## Work instructions
Drop every picture, then transcribe the remaining data exactly.
** Start of Exercise inputs **
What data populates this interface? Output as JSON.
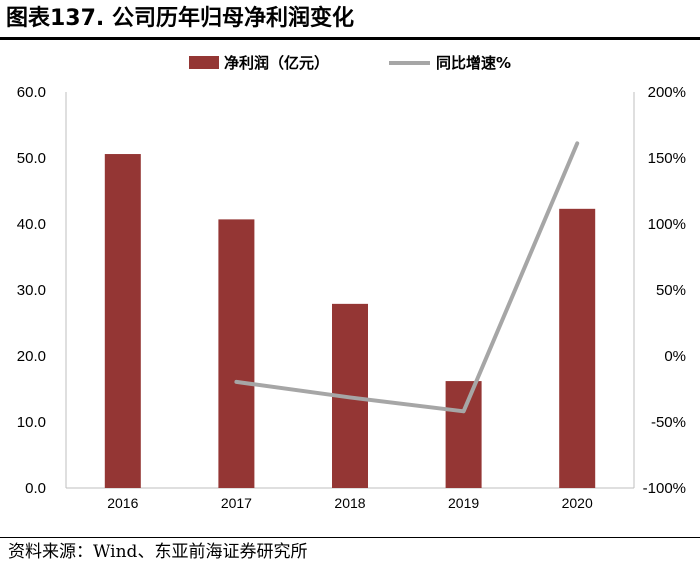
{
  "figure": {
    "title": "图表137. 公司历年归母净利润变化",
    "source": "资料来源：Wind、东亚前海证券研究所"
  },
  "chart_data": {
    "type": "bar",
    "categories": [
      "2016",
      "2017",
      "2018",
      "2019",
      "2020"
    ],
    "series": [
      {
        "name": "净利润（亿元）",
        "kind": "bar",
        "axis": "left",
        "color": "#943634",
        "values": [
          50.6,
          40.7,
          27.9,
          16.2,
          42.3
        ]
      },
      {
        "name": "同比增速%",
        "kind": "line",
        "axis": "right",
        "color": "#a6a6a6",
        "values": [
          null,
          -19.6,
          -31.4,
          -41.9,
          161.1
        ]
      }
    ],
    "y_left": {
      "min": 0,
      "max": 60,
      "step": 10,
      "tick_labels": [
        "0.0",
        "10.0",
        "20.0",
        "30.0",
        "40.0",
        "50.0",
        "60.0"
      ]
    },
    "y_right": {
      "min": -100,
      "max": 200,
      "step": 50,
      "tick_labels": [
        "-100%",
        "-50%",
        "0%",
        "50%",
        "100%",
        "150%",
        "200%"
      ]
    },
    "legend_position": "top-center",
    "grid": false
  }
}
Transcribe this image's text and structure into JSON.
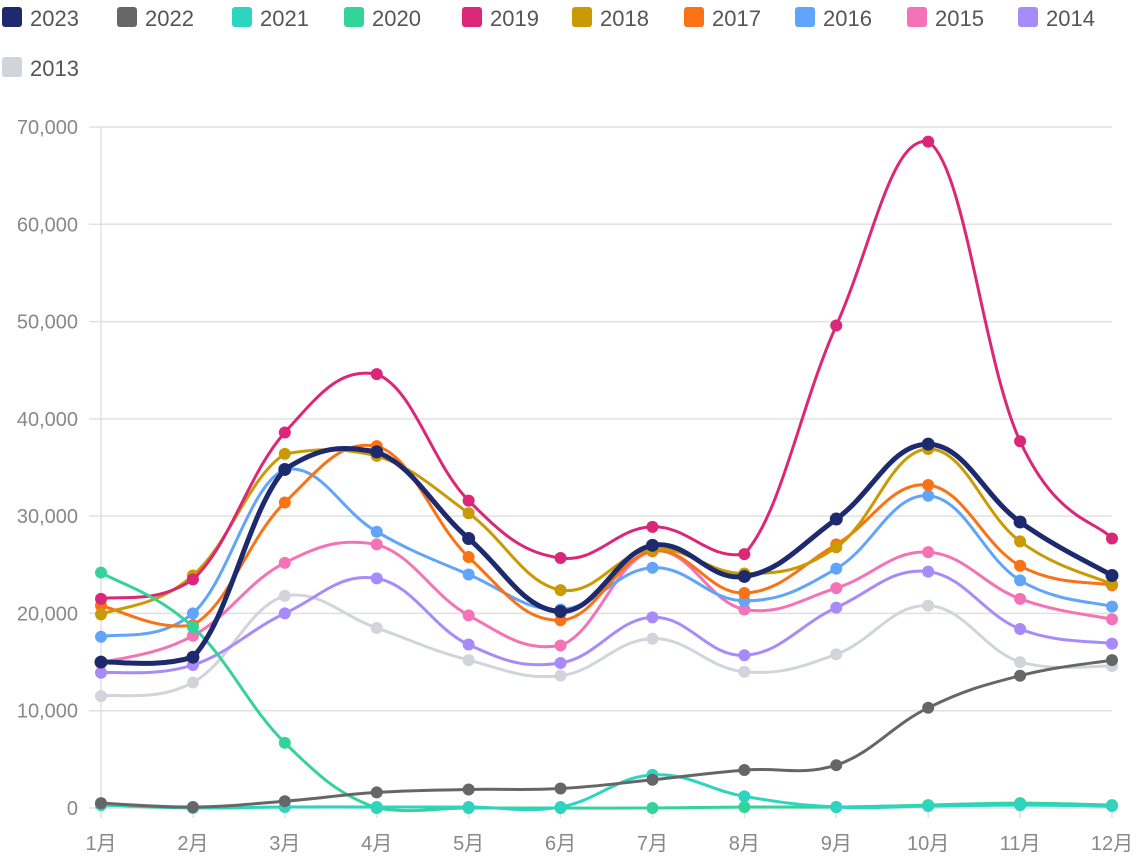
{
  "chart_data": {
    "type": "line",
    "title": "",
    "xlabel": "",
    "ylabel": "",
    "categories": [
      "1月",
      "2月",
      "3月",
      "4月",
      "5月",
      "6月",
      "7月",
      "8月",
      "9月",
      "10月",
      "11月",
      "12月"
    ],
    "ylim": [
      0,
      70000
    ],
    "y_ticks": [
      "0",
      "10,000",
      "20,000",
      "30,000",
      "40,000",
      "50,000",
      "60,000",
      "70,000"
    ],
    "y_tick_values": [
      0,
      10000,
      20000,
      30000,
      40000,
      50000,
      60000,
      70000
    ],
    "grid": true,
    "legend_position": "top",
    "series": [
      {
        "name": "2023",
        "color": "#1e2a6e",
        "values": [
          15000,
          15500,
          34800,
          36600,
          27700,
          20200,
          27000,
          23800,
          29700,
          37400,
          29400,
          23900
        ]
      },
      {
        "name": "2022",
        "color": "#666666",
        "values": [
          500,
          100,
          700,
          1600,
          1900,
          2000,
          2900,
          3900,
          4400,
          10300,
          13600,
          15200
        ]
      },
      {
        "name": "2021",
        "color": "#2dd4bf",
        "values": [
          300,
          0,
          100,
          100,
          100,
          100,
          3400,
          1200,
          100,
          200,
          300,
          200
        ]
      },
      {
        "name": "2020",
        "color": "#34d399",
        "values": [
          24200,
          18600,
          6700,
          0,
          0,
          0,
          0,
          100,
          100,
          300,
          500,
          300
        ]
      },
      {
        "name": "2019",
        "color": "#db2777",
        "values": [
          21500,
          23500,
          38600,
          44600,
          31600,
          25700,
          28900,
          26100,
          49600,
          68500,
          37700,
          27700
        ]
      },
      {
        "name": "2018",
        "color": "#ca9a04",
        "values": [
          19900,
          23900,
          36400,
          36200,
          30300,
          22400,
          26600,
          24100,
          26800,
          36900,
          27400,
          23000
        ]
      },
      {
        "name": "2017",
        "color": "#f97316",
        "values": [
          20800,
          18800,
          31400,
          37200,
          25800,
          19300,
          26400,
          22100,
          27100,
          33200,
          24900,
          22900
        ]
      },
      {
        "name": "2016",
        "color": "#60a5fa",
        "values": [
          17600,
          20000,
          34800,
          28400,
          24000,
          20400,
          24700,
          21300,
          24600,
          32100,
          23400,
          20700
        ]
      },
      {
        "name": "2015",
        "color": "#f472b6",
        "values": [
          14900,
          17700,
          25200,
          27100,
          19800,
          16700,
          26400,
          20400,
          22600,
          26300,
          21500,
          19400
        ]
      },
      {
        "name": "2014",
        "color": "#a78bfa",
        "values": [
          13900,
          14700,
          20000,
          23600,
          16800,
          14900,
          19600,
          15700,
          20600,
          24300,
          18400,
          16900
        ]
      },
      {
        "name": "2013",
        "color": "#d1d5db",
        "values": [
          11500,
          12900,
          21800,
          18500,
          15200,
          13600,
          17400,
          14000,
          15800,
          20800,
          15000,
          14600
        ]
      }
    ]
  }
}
** End of Exercise inputs **
## Task answer
What data populates this interface? Output as JSON.
{
  "figure": {
    "title": "图表137. 公司历年归母净利润变化",
    "source": "资料来源：Wind、东亚前海证券研究所"
  },
  "chart_data": {
    "type": "bar",
    "categories": [
      "2016",
      "2017",
      "2018",
      "2019",
      "2020"
    ],
    "series": [
      {
        "name": "净利润（亿元）",
        "kind": "bar",
        "axis": "left",
        "color": "#943634",
        "values": [
          50.6,
          40.7,
          27.9,
          16.2,
          42.3
        ]
      },
      {
        "name": "同比增速%",
        "kind": "line",
        "axis": "right",
        "color": "#a6a6a6",
        "values": [
          null,
          -19.6,
          -31.4,
          -41.9,
          161.1
        ]
      }
    ],
    "y_left": {
      "min": 0,
      "max": 60,
      "step": 10,
      "tick_labels": [
        "0.0",
        "10.0",
        "20.0",
        "30.0",
        "40.0",
        "50.0",
        "60.0"
      ]
    },
    "y_right": {
      "min": -100,
      "max": 200,
      "step": 50,
      "tick_labels": [
        "-100%",
        "-50%",
        "0%",
        "50%",
        "100%",
        "150%",
        "200%"
      ]
    },
    "legend_position": "top-center",
    "grid": false
  }
}
Transcribe this image's text and structure into JSON.
{
  "chart_data": {
    "type": "line",
    "title": "",
    "xlabel": "",
    "ylabel": "",
    "categories": [
      "1月",
      "2月",
      "3月",
      "4月",
      "5月",
      "6月",
      "7月",
      "8月",
      "9月",
      "10月",
      "11月",
      "12月"
    ],
    "ylim": [
      0,
      70000
    ],
    "y_ticks": [
      "0",
      "10,000",
      "20,000",
      "30,000",
      "40,000",
      "50,000",
      "60,000",
      "70,000"
    ],
    "y_tick_values": [
      0,
      10000,
      20000,
      30000,
      40000,
      50000,
      60000,
      70000
    ],
    "grid": true,
    "legend_position": "top",
    "series": [
      {
        "name": "2023",
        "color": "#1e2a6e",
        "values": [
          15000,
          15500,
          34800,
          36600,
          27700,
          20200,
          27000,
          23800,
          29700,
          37400,
          29400,
          23900
        ]
      },
      {
        "name": "2022",
        "color": "#666666",
        "values": [
          500,
          100,
          700,
          1600,
          1900,
          2000,
          2900,
          3900,
          4400,
          10300,
          13600,
          15200
        ]
      },
      {
        "name": "2021",
        "color": "#2dd4bf",
        "values": [
          300,
          0,
          100,
          100,
          100,
          100,
          3400,
          1200,
          100,
          200,
          300,
          200
        ]
      },
      {
        "name": "2020",
        "color": "#34d399",
        "values": [
          24200,
          18600,
          6700,
          0,
          0,
          0,
          0,
          100,
          100,
          300,
          500,
          300
        ]
      },
      {
        "name": "2019",
        "color": "#db2777",
        "values": [
          21500,
          23500,
          38600,
          44600,
          31600,
          25700,
          28900,
          26100,
          49600,
          68500,
          37700,
          27700
        ]
      },
      {
        "name": "2018",
        "color": "#ca9a04",
        "values": [
          19900,
          23900,
          36400,
          36200,
          30300,
          22400,
          26600,
          24100,
          26800,
          36900,
          27400,
          23000
        ]
      },
      {
        "name": "2017",
        "color": "#f97316",
        "values": [
          20800,
          18800,
          31400,
          37200,
          25800,
          19300,
          26400,
          22100,
          27100,
          33200,
          24900,
          22900
        ]
      },
      {
        "name": "2016",
        "color": "#60a5fa",
        "values": [
          17600,
          20000,
          34800,
          28400,
          24000,
          20400,
          24700,
          21300,
          24600,
          32100,
          23400,
          20700
        ]
      },
      {
        "name": "2015",
        "color": "#f472b6",
        "values": [
          14900,
          17700,
          25200,
          27100,
          19800,
          16700,
          26400,
          20400,
          22600,
          26300,
          21500,
          19400
        ]
      },
      {
        "name": "2014",
        "color": "#a78bfa",
        "values": [
          13900,
          14700,
          20000,
          23600,
          16800,
          14900,
          19600,
          15700,
          20600,
          24300,
          18400,
          16900
        ]
      },
      {
        "name": "2013",
        "color": "#d1d5db",
        "values": [
          11500,
          12900,
          21800,
          18500,
          15200,
          13600,
          17400,
          14000,
          15800,
          20800,
          15000,
          14600
        ]
      }
    ]
  }
}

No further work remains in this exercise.